**What the exercise asks**
Search the data below for "food"; list each line that holds it.

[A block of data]

━━━━━━

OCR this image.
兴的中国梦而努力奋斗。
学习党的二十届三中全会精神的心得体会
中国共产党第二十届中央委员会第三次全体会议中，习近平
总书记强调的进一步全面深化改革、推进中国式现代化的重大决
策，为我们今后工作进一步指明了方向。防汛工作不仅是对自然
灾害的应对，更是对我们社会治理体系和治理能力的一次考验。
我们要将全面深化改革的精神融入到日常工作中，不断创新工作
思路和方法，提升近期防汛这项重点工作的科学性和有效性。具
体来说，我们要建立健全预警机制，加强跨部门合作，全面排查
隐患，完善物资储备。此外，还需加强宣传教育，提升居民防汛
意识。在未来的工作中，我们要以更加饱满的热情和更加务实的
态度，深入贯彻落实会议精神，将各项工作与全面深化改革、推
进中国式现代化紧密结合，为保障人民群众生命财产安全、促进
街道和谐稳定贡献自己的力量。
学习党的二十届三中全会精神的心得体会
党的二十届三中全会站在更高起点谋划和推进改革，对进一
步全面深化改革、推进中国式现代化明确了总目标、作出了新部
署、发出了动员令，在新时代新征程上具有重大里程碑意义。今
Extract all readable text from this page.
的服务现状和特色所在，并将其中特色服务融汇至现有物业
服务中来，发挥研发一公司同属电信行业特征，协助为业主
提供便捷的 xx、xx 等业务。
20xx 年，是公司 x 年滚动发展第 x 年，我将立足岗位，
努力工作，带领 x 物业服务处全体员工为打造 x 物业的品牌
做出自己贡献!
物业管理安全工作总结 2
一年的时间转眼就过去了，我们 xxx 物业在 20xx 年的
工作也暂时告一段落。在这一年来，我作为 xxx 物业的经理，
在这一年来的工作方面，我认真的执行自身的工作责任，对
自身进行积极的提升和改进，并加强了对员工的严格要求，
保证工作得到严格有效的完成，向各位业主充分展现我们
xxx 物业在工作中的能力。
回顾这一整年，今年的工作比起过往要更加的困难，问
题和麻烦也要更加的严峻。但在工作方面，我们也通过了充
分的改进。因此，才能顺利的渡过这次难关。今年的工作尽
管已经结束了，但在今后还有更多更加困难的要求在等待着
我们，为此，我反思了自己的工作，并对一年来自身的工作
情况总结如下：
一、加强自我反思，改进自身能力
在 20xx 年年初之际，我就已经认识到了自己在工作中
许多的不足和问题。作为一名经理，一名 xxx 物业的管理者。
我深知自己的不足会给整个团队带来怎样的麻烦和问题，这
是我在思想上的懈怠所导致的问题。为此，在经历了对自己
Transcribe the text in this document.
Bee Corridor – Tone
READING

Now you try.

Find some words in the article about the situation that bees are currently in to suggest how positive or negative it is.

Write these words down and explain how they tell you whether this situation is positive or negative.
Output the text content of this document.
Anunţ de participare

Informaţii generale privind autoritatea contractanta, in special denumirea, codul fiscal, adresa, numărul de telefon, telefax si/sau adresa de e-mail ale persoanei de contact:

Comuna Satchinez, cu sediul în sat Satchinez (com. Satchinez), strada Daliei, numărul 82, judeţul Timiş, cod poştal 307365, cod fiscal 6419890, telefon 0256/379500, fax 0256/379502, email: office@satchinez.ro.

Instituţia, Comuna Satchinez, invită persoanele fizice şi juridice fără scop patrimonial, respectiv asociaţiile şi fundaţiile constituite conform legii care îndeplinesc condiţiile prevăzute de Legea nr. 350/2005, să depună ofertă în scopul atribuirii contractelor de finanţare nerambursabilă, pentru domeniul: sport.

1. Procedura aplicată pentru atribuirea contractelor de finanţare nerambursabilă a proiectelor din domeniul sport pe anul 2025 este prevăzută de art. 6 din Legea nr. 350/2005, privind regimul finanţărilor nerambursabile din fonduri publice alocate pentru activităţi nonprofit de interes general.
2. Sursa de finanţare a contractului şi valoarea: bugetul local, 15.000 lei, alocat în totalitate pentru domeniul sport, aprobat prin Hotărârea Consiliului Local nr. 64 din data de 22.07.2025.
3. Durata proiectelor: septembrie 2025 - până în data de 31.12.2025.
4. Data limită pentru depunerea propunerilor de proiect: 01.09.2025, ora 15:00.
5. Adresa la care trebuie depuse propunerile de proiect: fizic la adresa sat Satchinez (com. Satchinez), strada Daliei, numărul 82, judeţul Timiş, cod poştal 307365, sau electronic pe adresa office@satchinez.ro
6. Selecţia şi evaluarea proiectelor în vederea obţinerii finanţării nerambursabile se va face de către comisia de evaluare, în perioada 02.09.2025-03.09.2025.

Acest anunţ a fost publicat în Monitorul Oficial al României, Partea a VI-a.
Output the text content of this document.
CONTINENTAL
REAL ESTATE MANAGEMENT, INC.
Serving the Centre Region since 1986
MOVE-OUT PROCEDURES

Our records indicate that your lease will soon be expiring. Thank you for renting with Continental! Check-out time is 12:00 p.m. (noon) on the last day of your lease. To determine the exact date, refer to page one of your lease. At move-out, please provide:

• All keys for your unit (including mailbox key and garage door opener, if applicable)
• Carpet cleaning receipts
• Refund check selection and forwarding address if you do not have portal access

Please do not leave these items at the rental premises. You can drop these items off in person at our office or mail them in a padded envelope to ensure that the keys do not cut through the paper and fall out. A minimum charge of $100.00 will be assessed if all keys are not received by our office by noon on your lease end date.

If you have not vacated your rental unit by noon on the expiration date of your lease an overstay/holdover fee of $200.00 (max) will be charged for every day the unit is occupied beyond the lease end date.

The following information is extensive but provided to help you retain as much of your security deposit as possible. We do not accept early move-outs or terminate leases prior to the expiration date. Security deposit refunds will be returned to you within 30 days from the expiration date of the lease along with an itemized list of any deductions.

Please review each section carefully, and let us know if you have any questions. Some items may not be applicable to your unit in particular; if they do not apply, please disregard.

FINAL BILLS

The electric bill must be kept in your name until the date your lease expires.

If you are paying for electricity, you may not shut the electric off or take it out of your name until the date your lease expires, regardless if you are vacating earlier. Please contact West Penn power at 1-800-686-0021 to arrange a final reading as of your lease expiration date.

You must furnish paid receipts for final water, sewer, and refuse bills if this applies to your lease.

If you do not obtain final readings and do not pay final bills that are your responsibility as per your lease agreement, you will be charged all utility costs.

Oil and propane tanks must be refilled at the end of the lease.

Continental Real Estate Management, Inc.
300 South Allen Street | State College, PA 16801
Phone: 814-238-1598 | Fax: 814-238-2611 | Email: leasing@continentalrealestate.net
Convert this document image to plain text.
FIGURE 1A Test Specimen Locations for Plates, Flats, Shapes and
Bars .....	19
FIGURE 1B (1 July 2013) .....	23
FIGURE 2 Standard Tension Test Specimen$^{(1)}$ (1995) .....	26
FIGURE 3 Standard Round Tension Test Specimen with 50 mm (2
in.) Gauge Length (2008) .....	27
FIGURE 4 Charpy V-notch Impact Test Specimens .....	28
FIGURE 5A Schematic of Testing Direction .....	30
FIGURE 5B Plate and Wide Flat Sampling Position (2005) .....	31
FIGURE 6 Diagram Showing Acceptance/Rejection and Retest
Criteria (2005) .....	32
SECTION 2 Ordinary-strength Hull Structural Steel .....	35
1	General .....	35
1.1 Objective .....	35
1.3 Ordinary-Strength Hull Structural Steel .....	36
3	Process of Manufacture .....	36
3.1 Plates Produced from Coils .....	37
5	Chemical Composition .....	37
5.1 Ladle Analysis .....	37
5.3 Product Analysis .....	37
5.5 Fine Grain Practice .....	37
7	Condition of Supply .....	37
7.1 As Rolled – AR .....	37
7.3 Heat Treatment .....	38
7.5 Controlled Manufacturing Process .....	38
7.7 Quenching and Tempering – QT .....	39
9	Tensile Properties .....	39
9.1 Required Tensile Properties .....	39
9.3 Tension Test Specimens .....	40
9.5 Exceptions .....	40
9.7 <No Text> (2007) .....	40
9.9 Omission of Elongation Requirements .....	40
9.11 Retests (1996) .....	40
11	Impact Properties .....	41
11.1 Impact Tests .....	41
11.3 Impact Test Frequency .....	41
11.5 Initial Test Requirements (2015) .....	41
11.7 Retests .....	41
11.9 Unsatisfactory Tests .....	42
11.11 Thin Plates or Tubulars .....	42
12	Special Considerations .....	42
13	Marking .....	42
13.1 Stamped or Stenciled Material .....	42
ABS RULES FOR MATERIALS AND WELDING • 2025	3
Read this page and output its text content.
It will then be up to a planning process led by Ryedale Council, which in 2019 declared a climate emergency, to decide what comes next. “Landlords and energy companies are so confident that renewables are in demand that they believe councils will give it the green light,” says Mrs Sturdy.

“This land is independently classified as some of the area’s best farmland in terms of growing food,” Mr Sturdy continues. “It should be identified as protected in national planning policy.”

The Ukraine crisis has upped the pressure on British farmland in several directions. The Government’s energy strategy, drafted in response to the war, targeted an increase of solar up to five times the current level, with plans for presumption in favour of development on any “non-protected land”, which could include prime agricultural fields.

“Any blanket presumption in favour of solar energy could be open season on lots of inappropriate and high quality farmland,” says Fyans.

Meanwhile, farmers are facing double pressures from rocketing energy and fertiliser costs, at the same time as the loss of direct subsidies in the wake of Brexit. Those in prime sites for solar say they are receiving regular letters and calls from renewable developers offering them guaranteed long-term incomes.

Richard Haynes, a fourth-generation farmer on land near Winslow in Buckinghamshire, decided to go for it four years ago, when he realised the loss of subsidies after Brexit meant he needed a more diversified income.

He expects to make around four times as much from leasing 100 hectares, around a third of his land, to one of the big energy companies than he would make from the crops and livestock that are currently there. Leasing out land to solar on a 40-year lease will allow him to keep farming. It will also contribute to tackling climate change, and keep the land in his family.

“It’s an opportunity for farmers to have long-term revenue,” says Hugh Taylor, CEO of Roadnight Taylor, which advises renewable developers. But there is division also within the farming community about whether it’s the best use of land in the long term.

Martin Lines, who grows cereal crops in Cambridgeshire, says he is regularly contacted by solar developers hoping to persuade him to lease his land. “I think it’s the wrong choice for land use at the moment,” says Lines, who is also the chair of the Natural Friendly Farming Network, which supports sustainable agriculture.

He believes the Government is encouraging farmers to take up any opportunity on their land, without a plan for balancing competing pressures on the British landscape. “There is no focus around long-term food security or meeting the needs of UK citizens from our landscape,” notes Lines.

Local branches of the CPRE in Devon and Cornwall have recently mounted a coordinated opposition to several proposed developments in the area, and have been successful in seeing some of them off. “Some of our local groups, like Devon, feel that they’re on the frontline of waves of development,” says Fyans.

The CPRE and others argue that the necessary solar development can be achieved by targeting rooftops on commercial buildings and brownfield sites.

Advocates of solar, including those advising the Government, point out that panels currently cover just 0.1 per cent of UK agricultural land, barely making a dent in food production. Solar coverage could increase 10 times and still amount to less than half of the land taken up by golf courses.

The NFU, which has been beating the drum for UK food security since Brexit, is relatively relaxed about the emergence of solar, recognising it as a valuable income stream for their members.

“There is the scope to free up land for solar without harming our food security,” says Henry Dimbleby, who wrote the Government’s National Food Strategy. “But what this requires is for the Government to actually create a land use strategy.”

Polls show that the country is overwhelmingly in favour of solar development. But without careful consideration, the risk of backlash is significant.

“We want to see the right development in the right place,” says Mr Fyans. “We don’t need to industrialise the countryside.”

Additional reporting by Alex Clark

━━━━━━

**Exercise solution**
“This land is independently classified as some of the area’s best farmland in terms of growing food,” Mr Sturdy continues. “It should be identified as protected in national planning policy.”
He believes the Government is encouraging farmers to take up any opportunity on their land, without a plan for balancing competing pressures on the British landscape. “There is no focus around long-term food security or meeting the needs of UK citizens from our landscape,” notes Lines.
Advocates of solar, including those advising the Government, point out that panels currently cover just 0.1 per cent of UK agricultural land, barely making a dent in food production. Solar coverage could increase 10 times and still amount to less than half of the land taken up by golf courses.
The NFU, which has been beating the drum for UK food security since Brexit, is relatively relaxed about the emergence of solar, recognising it as a valuable income stream for their members.
“There is the scope to free up land for solar without harming our food security,” says Henry Dimbleby, who wrote the Government’s National Food Strategy. “But what this requires is for the Government to actually create a land use strategy.”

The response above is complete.